TASK STATEMENT: Exclude the pictures; give every entry again exactly as written.

GIVEN ENTRIES:
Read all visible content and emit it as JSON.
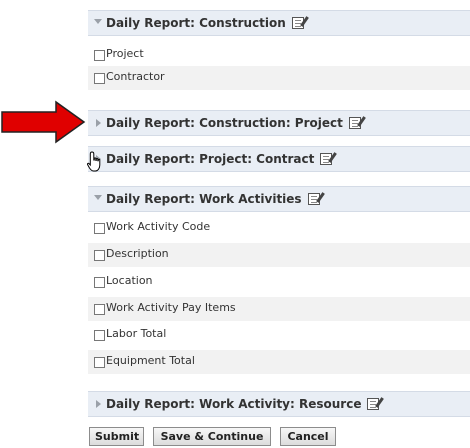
{
  "sections": [
    {
      "title": "Daily Report: Construction",
      "expanded": true,
      "items": [
        "Project",
        "Contractor"
      ]
    },
    {
      "title": "Daily Report: Construction: Project",
      "expanded": false
    },
    {
      "title": "Daily Report: Project: Contract",
      "expanded": false
    },
    {
      "title": "Daily Report: Work Activities",
      "expanded": true,
      "items": [
        "Work Activity Code",
        "Description",
        "Location",
        "Work Activity Pay Items",
        "Labor Total",
        "Equipment Total"
      ]
    },
    {
      "title": "Daily Report: Work Activity: Resource",
      "expanded": false
    }
  ],
  "buttons": {
    "submit": "Submit",
    "save_continue": "Save & Continue",
    "cancel": "Cancel"
  },
  "icons": {
    "annotation_arrow": "red-arrow-icon",
    "cursor": "hand-pointer-icon",
    "edit": "edit-note-icon"
  },
  "colors": {
    "header_bg": "#e9eef5",
    "arrow": "#e00000"
  }
}
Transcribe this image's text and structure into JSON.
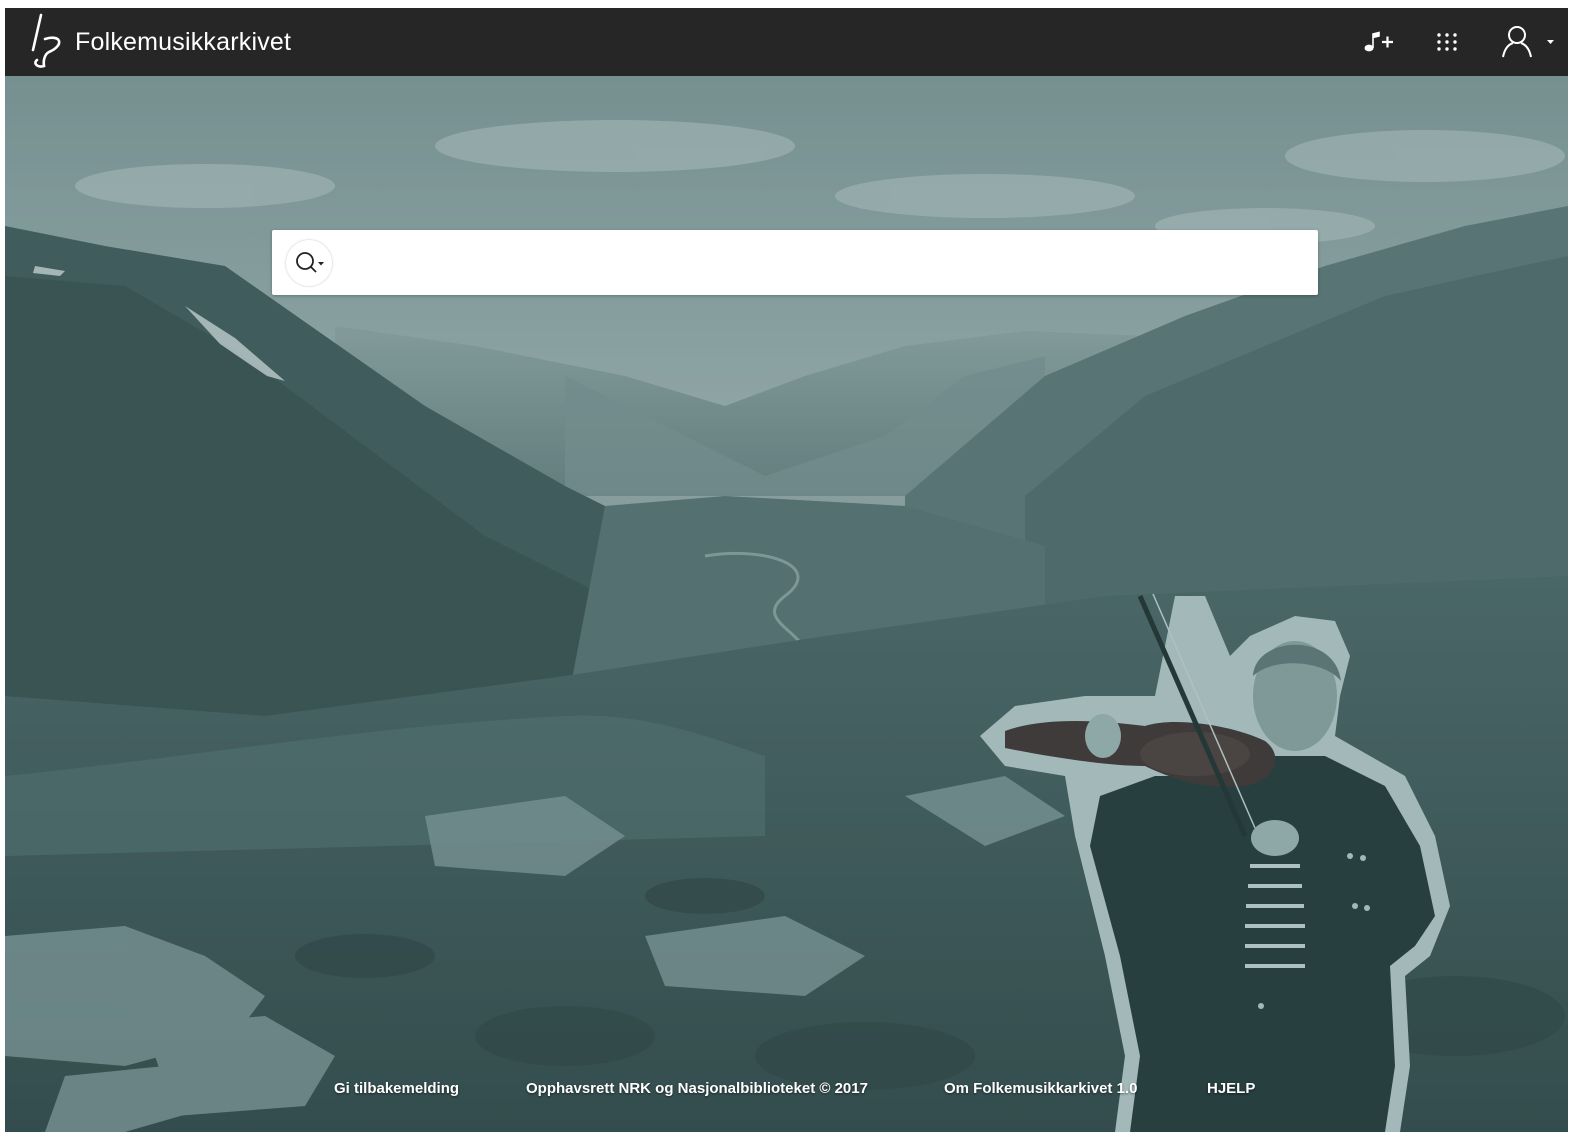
{
  "header": {
    "brand": "Folkemusikkarkivet",
    "icons": {
      "logo": "folkemusikk-logo",
      "add_music": "music-note-plus-icon",
      "apps": "grid-apps-icon",
      "user": "user-account-icon"
    }
  },
  "search": {
    "placeholder": "",
    "value": "",
    "toggle_icon": "search-icon"
  },
  "footer": {
    "feedback": "Gi tilbakemelding",
    "copyright": "Opphavsrett NRK og Nasjonalbiblioteket © 2017",
    "about": "Om Folkemusikkarkivet 1.0",
    "help": "HJELP"
  },
  "colors": {
    "topbar": "#262626",
    "tint": "#5c7a7c",
    "text": "#ffffff"
  }
}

SOLUTION TO THIS EXERCISE:
Read all visible content and emit it as JSON.
{
  "sections": [
    {
      "title": "Daily Report: Construction",
      "expanded": true,
      "items": [
        "Project",
        "Contractor"
      ]
    },
    {
      "title": "Daily Report: Construction: Project",
      "expanded": false
    },
    {
      "title": "Daily Report: Project: Contract",
      "expanded": false
    },
    {
      "title": "Daily Report: Work Activities",
      "expanded": true,
      "items": [
        "Work Activity Code",
        "Description",
        "Location",
        "Work Activity Pay Items",
        "Labor Total",
        "Equipment Total"
      ]
    },
    {
      "title": "Daily Report: Work Activity: Resource",
      "expanded": false
    }
  ],
  "buttons": {
    "submit": "Submit",
    "save_continue": "Save & Continue",
    "cancel": "Cancel"
  },
  "icons": {
    "annotation_arrow": "red-arrow-icon",
    "cursor": "hand-pointer-icon",
    "edit": "edit-note-icon"
  },
  "colors": {
    "header_bg": "#e9eef5",
    "arrow": "#e00000"
  }
}
Transcribe this image's text and structure into JSON.
{
  "header": {
    "brand": "Folkemusikkarkivet",
    "icons": {
      "logo": "folkemusikk-logo",
      "add_music": "music-note-plus-icon",
      "apps": "grid-apps-icon",
      "user": "user-account-icon"
    }
  },
  "search": {
    "placeholder": "",
    "value": "",
    "toggle_icon": "search-icon"
  },
  "footer": {
    "feedback": "Gi tilbakemelding",
    "copyright": "Opphavsrett NRK og Nasjonalbiblioteket © 2017",
    "about": "Om Folkemusikkarkivet 1.0",
    "help": "HJELP"
  },
  "colors": {
    "topbar": "#262626",
    "tint": "#5c7a7c",
    "text": "#ffffff"
  }
}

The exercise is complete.